───── Provided information
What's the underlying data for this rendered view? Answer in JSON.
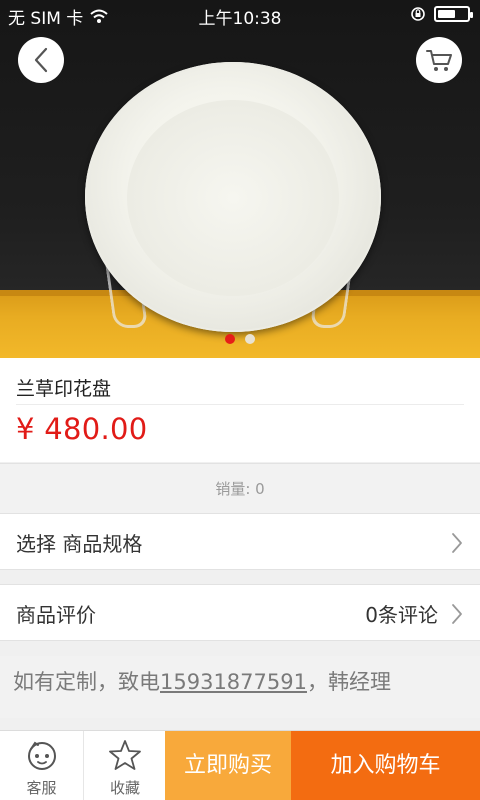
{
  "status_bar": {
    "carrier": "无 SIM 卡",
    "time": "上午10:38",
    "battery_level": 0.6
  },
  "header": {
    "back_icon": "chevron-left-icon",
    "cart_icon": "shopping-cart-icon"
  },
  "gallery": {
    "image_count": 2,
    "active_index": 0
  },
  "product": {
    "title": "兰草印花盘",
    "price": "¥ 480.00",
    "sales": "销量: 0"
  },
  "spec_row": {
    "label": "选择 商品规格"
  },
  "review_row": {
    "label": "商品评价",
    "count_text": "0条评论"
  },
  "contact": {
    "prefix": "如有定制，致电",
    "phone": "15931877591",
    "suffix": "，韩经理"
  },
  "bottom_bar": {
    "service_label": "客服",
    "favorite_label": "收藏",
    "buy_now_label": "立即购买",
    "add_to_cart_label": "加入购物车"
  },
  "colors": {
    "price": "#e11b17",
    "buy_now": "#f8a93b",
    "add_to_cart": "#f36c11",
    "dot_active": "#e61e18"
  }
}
──────────
Instructions to follow: Leave the pictures out and copy the rest of the data exactly.

Result of this exercise:
What's the underlying data for this rendered view? Answer in JSON.
{
  "status_bar": {
    "carrier": "无 SIM 卡",
    "time": "上午10:38",
    "battery_level": 0.6
  },
  "header": {
    "back_icon": "chevron-left-icon",
    "cart_icon": "shopping-cart-icon"
  },
  "gallery": {
    "image_count": 2,
    "active_index": 0
  },
  "product": {
    "title": "兰草印花盘",
    "price": "¥ 480.00",
    "sales": "销量: 0"
  },
  "spec_row": {
    "label": "选择 商品规格"
  },
  "review_row": {
    "label": "商品评价",
    "count_text": "0条评论"
  },
  "contact": {
    "prefix": "如有定制，致电",
    "phone": "15931877591",
    "suffix": "，韩经理"
  },
  "bottom_bar": {
    "service_label": "客服",
    "favorite_label": "收藏",
    "buy_now_label": "立即购买",
    "add_to_cart_label": "加入购物车"
  },
  "colors": {
    "price": "#e11b17",
    "buy_now": "#f8a93b",
    "add_to_cart": "#f36c11",
    "dot_active": "#e61e18"
  }
}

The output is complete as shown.